- [TASK]: Each line that contains the word "promotions" counts once; give the total for the records below and nothing else.

* * *

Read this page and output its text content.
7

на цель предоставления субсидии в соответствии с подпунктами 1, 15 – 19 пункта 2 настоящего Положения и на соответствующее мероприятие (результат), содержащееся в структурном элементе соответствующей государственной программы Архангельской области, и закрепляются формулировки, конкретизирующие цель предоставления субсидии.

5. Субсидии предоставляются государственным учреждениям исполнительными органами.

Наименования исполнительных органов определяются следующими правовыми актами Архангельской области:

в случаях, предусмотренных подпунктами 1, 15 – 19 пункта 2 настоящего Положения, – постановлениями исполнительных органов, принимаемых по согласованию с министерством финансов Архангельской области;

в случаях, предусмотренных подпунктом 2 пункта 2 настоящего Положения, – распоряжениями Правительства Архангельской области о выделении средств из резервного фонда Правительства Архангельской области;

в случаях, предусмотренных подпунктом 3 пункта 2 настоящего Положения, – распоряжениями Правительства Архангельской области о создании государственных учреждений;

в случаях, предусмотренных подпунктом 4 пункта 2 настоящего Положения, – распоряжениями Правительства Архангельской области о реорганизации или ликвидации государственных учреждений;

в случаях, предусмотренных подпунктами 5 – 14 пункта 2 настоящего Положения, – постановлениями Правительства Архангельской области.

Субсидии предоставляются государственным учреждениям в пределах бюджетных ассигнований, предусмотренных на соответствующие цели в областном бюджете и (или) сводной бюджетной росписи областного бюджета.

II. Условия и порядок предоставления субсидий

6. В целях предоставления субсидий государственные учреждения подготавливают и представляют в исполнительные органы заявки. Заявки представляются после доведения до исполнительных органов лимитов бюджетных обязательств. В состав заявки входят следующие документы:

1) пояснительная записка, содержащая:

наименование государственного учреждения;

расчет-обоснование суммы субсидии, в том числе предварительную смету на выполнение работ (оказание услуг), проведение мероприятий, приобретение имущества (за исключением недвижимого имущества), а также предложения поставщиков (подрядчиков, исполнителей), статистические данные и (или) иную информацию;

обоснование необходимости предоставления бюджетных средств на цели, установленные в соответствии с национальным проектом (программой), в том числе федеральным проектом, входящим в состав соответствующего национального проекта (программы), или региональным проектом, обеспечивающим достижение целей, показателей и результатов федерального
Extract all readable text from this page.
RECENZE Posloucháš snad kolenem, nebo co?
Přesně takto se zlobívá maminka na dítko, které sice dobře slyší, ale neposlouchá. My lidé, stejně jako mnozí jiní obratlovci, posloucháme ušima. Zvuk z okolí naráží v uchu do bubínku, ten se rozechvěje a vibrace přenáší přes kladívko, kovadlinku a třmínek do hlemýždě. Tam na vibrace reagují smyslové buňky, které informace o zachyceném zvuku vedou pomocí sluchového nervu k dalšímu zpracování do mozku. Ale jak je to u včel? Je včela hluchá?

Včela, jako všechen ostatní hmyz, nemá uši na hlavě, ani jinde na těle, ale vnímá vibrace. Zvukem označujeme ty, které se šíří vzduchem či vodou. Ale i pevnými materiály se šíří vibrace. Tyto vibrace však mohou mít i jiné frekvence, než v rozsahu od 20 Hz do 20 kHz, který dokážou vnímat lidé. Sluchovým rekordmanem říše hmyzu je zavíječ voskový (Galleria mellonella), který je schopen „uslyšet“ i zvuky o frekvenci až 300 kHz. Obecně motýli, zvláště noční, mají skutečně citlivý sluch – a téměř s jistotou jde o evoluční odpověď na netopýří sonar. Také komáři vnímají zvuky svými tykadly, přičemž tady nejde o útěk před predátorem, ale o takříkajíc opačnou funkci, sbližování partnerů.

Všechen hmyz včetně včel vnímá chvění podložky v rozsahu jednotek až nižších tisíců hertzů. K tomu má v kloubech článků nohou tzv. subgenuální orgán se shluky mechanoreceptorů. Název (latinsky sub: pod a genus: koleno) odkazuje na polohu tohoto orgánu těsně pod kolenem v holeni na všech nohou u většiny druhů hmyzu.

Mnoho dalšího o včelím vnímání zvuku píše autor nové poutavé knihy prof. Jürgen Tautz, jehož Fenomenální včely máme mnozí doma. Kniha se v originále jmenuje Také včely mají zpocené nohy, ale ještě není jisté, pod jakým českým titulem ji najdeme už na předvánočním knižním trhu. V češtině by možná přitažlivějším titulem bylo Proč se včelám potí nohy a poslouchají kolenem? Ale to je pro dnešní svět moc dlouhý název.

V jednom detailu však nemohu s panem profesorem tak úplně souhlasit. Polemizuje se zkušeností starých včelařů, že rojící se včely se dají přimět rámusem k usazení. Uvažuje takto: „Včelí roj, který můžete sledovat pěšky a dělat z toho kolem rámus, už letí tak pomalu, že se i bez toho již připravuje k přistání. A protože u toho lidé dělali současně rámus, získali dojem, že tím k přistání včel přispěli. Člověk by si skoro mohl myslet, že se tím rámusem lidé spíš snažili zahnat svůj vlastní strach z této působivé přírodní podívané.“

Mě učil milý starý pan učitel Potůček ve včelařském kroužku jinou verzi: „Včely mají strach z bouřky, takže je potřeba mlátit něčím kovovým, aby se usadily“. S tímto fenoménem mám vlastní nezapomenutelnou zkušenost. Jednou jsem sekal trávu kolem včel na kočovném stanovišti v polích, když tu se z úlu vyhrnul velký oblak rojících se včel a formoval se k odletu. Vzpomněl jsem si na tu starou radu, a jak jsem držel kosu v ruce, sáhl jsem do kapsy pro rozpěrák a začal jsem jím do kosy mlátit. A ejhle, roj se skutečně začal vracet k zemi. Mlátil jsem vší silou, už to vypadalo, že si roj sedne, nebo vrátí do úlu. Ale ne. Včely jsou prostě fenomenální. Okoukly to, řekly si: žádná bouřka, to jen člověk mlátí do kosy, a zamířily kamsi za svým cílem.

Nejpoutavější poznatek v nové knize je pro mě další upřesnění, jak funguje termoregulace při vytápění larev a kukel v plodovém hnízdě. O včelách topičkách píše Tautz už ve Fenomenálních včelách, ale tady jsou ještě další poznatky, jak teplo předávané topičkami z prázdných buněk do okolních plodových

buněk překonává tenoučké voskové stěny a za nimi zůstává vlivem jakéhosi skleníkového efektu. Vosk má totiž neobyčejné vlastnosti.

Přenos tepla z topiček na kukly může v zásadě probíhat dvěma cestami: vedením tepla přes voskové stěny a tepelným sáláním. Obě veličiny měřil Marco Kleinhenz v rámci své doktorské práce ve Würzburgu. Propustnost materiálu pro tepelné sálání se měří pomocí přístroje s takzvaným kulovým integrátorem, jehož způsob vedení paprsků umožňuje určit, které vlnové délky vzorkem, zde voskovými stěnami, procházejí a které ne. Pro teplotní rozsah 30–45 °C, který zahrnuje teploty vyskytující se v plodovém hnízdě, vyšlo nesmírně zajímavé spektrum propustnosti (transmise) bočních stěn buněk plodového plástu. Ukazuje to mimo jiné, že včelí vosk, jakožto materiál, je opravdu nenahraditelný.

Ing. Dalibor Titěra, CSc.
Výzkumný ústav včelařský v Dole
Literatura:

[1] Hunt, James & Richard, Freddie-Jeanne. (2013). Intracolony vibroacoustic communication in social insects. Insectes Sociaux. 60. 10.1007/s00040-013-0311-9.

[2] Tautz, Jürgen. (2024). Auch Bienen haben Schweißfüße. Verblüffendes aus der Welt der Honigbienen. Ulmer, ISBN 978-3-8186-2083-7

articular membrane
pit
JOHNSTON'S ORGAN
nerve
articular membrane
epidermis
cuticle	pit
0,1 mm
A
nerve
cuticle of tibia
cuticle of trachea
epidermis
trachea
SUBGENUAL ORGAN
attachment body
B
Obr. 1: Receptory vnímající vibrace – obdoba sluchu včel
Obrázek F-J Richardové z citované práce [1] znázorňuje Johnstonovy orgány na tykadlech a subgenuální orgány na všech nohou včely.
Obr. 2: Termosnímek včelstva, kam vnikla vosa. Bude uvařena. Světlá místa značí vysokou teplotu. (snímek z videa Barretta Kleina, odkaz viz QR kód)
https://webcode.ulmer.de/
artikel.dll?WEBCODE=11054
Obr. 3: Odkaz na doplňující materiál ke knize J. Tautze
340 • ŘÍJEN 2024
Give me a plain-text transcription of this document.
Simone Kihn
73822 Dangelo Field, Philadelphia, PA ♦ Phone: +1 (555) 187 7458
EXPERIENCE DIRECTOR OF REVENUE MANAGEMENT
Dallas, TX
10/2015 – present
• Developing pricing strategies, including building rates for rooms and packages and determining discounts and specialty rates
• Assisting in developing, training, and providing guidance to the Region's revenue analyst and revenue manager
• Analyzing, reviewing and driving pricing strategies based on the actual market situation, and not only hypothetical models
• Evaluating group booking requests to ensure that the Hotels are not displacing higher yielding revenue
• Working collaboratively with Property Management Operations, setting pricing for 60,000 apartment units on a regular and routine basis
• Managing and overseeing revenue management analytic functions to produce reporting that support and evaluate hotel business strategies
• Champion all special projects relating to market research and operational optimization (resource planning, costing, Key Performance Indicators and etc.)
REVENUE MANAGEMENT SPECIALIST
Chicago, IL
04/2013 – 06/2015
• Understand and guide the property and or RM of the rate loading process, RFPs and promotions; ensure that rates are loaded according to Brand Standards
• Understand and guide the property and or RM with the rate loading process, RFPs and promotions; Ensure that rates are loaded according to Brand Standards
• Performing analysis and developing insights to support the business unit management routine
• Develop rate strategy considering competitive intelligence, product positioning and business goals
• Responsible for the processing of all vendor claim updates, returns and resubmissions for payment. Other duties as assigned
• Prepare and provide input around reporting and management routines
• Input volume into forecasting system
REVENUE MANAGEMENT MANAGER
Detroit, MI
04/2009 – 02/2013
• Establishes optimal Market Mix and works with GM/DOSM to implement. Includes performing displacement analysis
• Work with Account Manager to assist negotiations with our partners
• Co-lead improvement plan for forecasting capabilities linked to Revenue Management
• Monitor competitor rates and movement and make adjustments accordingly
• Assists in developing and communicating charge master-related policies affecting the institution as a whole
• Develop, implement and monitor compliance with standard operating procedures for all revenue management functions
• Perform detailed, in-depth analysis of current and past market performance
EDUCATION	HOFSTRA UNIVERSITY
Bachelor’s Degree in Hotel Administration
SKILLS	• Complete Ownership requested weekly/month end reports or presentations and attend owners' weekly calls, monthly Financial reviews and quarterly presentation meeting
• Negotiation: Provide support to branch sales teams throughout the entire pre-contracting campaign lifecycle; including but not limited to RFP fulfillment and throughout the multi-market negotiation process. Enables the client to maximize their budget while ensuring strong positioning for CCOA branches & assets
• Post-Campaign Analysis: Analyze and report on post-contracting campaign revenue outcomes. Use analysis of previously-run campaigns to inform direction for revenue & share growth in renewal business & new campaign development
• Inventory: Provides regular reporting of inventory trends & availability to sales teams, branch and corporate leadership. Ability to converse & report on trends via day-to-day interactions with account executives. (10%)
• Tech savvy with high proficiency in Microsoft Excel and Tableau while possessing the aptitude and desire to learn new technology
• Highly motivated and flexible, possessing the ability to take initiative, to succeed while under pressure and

* * *

- [RESPONSE FOR THIS EXERCISE]: 2